## START Data supplied
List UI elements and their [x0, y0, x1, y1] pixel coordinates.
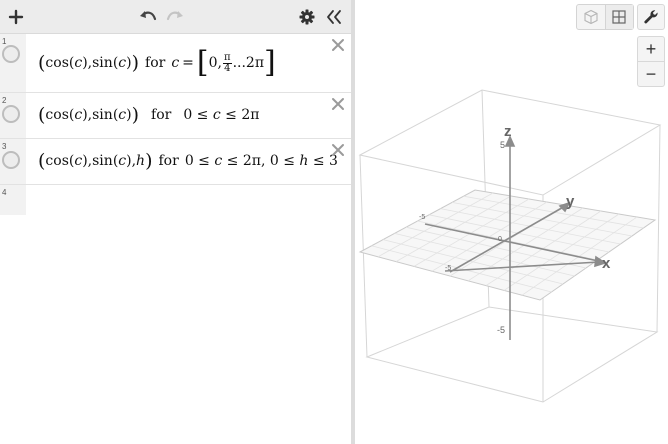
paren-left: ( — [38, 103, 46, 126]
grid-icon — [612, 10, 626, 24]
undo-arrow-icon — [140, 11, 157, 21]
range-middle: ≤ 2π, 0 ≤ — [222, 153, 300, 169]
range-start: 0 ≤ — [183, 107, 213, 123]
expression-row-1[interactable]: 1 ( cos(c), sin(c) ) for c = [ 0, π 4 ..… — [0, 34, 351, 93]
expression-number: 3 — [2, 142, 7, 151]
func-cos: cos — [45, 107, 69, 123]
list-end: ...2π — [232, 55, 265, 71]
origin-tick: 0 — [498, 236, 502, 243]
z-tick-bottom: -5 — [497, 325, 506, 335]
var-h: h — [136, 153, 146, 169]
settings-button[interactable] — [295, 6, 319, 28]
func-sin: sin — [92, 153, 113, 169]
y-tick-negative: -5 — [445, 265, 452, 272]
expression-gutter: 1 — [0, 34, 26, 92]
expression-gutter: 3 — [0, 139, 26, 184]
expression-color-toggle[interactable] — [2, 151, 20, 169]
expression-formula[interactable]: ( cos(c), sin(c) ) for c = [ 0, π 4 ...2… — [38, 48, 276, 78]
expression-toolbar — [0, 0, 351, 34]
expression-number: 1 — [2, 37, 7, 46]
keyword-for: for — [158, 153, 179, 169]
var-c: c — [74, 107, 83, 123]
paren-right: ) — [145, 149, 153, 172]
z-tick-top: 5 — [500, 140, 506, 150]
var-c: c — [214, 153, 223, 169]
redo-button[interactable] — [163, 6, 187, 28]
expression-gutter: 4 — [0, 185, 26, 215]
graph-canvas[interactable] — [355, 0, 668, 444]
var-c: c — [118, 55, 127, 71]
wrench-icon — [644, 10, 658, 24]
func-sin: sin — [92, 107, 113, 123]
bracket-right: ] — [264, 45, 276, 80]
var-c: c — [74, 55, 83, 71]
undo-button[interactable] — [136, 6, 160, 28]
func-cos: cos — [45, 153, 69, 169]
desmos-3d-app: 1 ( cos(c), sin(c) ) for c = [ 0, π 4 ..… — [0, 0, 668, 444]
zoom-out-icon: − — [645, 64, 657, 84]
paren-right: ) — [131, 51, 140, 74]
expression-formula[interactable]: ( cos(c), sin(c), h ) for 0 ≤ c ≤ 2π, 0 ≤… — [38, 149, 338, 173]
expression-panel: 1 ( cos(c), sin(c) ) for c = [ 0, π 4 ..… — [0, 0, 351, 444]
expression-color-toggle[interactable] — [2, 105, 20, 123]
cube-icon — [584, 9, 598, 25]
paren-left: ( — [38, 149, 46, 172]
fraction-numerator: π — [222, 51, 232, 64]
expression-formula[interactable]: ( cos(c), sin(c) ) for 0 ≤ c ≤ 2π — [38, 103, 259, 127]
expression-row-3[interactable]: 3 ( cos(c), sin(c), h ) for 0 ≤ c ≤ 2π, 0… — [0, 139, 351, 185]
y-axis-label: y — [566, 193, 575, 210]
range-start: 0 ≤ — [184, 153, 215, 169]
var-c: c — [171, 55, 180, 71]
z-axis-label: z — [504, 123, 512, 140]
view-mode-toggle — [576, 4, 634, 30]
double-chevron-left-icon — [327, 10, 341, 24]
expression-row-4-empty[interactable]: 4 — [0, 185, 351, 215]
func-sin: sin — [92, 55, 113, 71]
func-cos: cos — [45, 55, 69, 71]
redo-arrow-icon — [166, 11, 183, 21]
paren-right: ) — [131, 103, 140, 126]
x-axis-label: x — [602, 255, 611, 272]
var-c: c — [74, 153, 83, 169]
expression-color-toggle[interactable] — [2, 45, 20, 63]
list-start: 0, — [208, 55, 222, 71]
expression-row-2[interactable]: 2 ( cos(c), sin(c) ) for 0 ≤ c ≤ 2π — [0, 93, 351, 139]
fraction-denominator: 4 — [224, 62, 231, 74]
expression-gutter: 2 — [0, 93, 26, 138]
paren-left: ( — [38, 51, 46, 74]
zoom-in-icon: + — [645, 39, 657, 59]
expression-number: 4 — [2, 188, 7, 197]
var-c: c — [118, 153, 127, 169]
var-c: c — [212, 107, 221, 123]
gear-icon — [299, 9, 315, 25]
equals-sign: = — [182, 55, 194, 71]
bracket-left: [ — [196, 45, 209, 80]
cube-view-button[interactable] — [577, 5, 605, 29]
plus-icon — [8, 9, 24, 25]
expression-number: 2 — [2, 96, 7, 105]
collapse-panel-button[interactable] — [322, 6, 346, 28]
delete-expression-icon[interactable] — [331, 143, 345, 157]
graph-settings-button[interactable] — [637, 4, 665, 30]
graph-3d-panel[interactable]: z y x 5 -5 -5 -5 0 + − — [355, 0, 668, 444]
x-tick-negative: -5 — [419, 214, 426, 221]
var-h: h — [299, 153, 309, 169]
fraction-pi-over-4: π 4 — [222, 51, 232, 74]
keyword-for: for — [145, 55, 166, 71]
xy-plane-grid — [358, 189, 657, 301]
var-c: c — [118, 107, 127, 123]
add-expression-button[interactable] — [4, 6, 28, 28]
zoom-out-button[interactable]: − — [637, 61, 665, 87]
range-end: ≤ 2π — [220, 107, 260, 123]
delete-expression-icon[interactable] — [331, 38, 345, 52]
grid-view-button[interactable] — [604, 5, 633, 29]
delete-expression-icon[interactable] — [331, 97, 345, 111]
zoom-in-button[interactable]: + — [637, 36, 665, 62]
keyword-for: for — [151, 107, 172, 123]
## END Data supplied
#### Short exercise:
Collect every line of the records above that contains the string "view".

#### Result of the exercise:
view-mode-toggle — [576, 4, 634, 30]
cube-view-button[interactable] — [577, 5, 605, 29]
grid-view-button[interactable] — [604, 5, 633, 29]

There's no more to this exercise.